[START DATA FOR PROCESSING]

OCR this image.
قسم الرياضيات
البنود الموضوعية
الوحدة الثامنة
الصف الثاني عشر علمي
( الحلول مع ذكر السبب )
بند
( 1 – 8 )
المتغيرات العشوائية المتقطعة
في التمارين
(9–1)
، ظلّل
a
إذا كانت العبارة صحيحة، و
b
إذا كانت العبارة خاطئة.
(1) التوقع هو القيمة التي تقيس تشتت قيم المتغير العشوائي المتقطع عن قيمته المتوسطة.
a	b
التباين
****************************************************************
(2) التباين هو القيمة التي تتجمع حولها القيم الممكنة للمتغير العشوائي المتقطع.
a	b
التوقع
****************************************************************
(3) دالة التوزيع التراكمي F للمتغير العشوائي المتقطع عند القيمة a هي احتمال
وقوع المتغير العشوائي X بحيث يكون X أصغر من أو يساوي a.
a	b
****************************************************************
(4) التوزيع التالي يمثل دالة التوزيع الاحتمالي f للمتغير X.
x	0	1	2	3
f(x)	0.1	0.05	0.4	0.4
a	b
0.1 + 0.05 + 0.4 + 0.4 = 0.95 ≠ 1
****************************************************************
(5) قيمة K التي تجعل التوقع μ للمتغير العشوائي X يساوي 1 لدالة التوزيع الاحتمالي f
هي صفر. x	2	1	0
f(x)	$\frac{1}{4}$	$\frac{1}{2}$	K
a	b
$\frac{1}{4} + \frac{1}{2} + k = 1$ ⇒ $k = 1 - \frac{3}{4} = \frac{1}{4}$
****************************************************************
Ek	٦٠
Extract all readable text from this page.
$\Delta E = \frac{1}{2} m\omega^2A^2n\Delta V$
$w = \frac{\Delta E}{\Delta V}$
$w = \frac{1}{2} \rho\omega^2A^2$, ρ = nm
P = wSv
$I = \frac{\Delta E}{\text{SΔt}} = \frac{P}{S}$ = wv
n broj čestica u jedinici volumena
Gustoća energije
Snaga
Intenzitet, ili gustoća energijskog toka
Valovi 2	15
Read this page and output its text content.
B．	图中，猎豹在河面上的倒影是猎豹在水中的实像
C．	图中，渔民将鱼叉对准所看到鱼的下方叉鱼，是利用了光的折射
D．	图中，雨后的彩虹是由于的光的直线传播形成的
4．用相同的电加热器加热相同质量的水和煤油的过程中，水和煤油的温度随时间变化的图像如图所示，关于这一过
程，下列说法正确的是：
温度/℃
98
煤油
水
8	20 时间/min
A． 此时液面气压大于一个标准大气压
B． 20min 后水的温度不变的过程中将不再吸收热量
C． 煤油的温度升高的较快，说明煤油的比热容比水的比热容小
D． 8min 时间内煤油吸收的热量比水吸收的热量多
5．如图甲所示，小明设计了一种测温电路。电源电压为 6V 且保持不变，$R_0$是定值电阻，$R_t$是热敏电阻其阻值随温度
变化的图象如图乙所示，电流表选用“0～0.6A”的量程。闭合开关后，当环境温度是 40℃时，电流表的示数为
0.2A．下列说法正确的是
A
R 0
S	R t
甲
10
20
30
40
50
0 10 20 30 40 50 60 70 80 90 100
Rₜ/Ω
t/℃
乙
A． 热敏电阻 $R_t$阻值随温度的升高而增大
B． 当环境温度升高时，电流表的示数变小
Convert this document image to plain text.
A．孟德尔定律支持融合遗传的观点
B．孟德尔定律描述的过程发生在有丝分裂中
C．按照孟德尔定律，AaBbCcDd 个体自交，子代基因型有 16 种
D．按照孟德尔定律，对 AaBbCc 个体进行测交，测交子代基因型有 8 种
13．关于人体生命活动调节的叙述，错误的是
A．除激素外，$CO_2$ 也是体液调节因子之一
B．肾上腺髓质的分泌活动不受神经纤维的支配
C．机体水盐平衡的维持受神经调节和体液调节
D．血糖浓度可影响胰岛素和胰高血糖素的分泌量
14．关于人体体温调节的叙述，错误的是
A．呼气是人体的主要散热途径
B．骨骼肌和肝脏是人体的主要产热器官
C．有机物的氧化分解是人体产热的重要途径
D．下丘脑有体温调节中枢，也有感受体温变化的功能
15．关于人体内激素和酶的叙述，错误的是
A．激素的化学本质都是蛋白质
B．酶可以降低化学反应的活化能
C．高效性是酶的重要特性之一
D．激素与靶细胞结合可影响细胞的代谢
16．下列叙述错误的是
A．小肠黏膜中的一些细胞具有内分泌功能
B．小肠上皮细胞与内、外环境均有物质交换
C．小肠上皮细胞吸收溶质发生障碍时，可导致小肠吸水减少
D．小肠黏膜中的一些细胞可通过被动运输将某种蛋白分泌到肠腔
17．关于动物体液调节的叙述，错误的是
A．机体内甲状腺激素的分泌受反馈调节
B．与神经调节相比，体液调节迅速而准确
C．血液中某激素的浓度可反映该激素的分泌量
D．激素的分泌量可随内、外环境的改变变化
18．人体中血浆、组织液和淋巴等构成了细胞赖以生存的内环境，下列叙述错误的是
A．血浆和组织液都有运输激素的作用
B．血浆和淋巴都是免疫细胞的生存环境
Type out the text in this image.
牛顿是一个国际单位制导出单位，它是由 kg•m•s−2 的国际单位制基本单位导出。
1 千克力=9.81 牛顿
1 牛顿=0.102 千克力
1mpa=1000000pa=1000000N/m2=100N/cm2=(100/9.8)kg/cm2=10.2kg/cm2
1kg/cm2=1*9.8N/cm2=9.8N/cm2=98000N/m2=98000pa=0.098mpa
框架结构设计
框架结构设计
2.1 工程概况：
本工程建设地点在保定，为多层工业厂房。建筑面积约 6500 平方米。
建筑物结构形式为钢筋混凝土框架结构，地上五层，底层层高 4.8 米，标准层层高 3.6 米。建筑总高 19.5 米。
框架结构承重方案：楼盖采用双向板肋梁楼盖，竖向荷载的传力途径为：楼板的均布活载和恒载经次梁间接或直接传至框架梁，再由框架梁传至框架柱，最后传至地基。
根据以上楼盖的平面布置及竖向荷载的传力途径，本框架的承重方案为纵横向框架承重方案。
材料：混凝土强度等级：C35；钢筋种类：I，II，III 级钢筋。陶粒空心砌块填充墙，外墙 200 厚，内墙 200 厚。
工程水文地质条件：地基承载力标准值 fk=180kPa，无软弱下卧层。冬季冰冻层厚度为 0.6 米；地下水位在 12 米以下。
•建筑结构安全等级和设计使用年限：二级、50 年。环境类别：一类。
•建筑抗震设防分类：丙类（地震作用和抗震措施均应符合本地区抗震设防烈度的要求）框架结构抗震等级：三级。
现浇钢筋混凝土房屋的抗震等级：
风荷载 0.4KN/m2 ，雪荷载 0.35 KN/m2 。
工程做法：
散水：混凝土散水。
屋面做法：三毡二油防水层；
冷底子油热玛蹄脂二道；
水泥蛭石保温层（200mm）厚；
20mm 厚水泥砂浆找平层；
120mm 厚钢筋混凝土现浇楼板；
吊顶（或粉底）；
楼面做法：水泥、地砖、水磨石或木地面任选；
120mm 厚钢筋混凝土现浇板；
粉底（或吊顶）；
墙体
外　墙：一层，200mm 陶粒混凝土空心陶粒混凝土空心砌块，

[END DATA FOR PROCESSING]

▸ **TASK TO COMPLETE**
From the data above, extract every line in its exact form.

▸ **OUTPUT FOR THIS TASK**
OCR this image.
قسم الرياضيات
البنود الموضوعية
الوحدة الثامنة
الصف الثاني عشر علمي
( الحلول مع ذكر السبب )
بند
( 1 – 8 )
المتغيرات العشوائية المتقطعة
في التمارين
(9–1)
، ظلّل
a
إذا كانت العبارة صحيحة، و
b
إذا كانت العبارة خاطئة.
(1) التوقع هو القيمة التي تقيس تشتت قيم المتغير العشوائي المتقطع عن قيمته المتوسطة.
a	b
التباين
****************************************************************
(2) التباين هو القيمة التي تتجمع حولها القيم الممكنة للمتغير العشوائي المتقطع.
a	b
التوقع
****************************************************************
(3) دالة التوزيع التراكمي F للمتغير العشوائي المتقطع عند القيمة a هي احتمال
وقوع المتغير العشوائي X بحيث يكون X أصغر من أو يساوي a.
a	b
****************************************************************
(4) التوزيع التالي يمثل دالة التوزيع الاحتمالي f للمتغير X.
x	0	1	2	3
f(x)	0.1	0.05	0.4	0.4
a	b
0.1 + 0.05 + 0.4 + 0.4 = 0.95 ≠ 1
****************************************************************
(5) قيمة K التي تجعل التوقع μ للمتغير العشوائي X يساوي 1 لدالة التوزيع الاحتمالي f
هي صفر. x	2	1	0
f(x)	$\frac{1}{4}$	$\frac{1}{2}$	K
a	b
$\frac{1}{4} + \frac{1}{2} + k = 1$ ⇒ $k = 1 - \frac{3}{4} = \frac{1}{4}$
****************************************************************
Ek	٦٠
Extract all readable text from this page.
$\Delta E = \frac{1}{2} m\omega^2A^2n\Delta V$
$w = \frac{\Delta E}{\Delta V}$
$w = \frac{1}{2} \rho\omega^2A^2$, ρ = nm
P = wSv
$I = \frac{\Delta E}{\text{SΔt}} = \frac{P}{S}$ = wv
n broj čestica u jedinici volumena
Gustoća energije
Snaga
Intenzitet, ili gustoća energijskog toka
Valovi 2	15
Read this page and output its text content.
B．	图中，猎豹在河面上的倒影是猎豹在水中的实像
C．	图中，渔民将鱼叉对准所看到鱼的下方叉鱼，是利用了光的折射
D．	图中，雨后的彩虹是由于的光的直线传播形成的
4．用相同的电加热器加热相同质量的水和煤油的过程中，水和煤油的温度随时间变化的图像如图所示，关于这一过
程，下列说法正确的是：
温度/℃
98
煤油
水
8	20 时间/min
A． 此时液面气压大于一个标准大气压
B． 20min 后水的温度不变的过程中将不再吸收热量
C． 煤油的温度升高的较快，说明煤油的比热容比水的比热容小
D． 8min 时间内煤油吸收的热量比水吸收的热量多
5．如图甲所示，小明设计了一种测温电路。电源电压为 6V 且保持不变，$R_0$是定值电阻，$R_t$是热敏电阻其阻值随温度
变化的图象如图乙所示，电流表选用“0～0.6A”的量程。闭合开关后，当环境温度是 40℃时，电流表的示数为
0.2A．下列说法正确的是
A
R 0
S	R t
甲
10
20
30
40
50
0 10 20 30 40 50 60 70 80 90 100
Rₜ/Ω
t/℃
乙
A． 热敏电阻 $R_t$阻值随温度的升高而增大
B． 当环境温度升高时，电流表的示数变小
Convert this document image to plain text.
A．孟德尔定律支持融合遗传的观点
B．孟德尔定律描述的过程发生在有丝分裂中
C．按照孟德尔定律，AaBbCcDd 个体自交，子代基因型有 16 种
D．按照孟德尔定律，对 AaBbCc 个体进行测交，测交子代基因型有 8 种
13．关于人体生命活动调节的叙述，错误的是
A．除激素外，$CO_2$ 也是体液调节因子之一
B．肾上腺髓质的分泌活动不受神经纤维的支配
C．机体水盐平衡的维持受神经调节和体液调节
D．血糖浓度可影响胰岛素和胰高血糖素的分泌量
14．关于人体体温调节的叙述，错误的是
A．呼气是人体的主要散热途径
B．骨骼肌和肝脏是人体的主要产热器官
C．有机物的氧化分解是人体产热的重要途径
D．下丘脑有体温调节中枢，也有感受体温变化的功能
15．关于人体内激素和酶的叙述，错误的是
A．激素的化学本质都是蛋白质
B．酶可以降低化学反应的活化能
C．高效性是酶的重要特性之一
D．激素与靶细胞结合可影响细胞的代谢
16．下列叙述错误的是
A．小肠黏膜中的一些细胞具有内分泌功能
B．小肠上皮细胞与内、外环境均有物质交换
C．小肠上皮细胞吸收溶质发生障碍时，可导致小肠吸水减少
D．小肠黏膜中的一些细胞可通过被动运输将某种蛋白分泌到肠腔
17．关于动物体液调节的叙述，错误的是
A．机体内甲状腺激素的分泌受反馈调节
B．与神经调节相比，体液调节迅速而准确
C．血液中某激素的浓度可反映该激素的分泌量
D．激素的分泌量可随内、外环境的改变变化
18．人体中血浆、组织液和淋巴等构成了细胞赖以生存的内环境，下列叙述错误的是
A．血浆和组织液都有运输激素的作用
B．血浆和淋巴都是免疫细胞的生存环境
Type out the text in this image.
牛顿是一个国际单位制导出单位，它是由 kg•m•s−2 的国际单位制基本单位导出。
1 千克力=9.81 牛顿
1 牛顿=0.102 千克力
1mpa=1000000pa=1000000N/m2=100N/cm2=(100/9.8)kg/cm2=10.2kg/cm2
1kg/cm2=1*9.8N/cm2=9.8N/cm2=98000N/m2=98000pa=0.098mpa
框架结构设计
框架结构设计
2.1 工程概况：
本工程建设地点在保定，为多层工业厂房。建筑面积约 6500 平方米。
建筑物结构形式为钢筋混凝土框架结构，地上五层，底层层高 4.8 米，标准层层高 3.6 米。建筑总高 19.5 米。
框架结构承重方案：楼盖采用双向板肋梁楼盖，竖向荷载的传力途径为：楼板的均布活载和恒载经次梁间接或直接传至框架梁，再由框架梁传至框架柱，最后传至地基。
根据以上楼盖的平面布置及竖向荷载的传力途径，本框架的承重方案为纵横向框架承重方案。
材料：混凝土强度等级：C35；钢筋种类：I，II，III 级钢筋。陶粒空心砌块填充墙，外墙 200 厚，内墙 200 厚。
工程水文地质条件：地基承载力标准值 fk=180kPa，无软弱下卧层。冬季冰冻层厚度为 0.6 米；地下水位在 12 米以下。
•建筑结构安全等级和设计使用年限：二级、50 年。环境类别：一类。
•建筑抗震设防分类：丙类（地震作用和抗震措施均应符合本地区抗震设防烈度的要求）框架结构抗震等级：三级。
现浇钢筋混凝土房屋的抗震等级：
风荷载 0.4KN/m2 ，雪荷载 0.35 KN/m2 。
工程做法：
散水：混凝土散水。
屋面做法：三毡二油防水层；
冷底子油热玛蹄脂二道；
水泥蛭石保温层（200mm）厚；
20mm 厚水泥砂浆找平层；
120mm 厚钢筋混凝土现浇楼板；
吊顶（或粉底）；
楼面做法：水泥、地砖、水磨石或木地面任选；
120mm 厚钢筋混凝土现浇板；
粉底（或吊顶）；
墙体
外　墙：一层，200mm 陶粒混凝土空心陶粒混凝土空心砌块，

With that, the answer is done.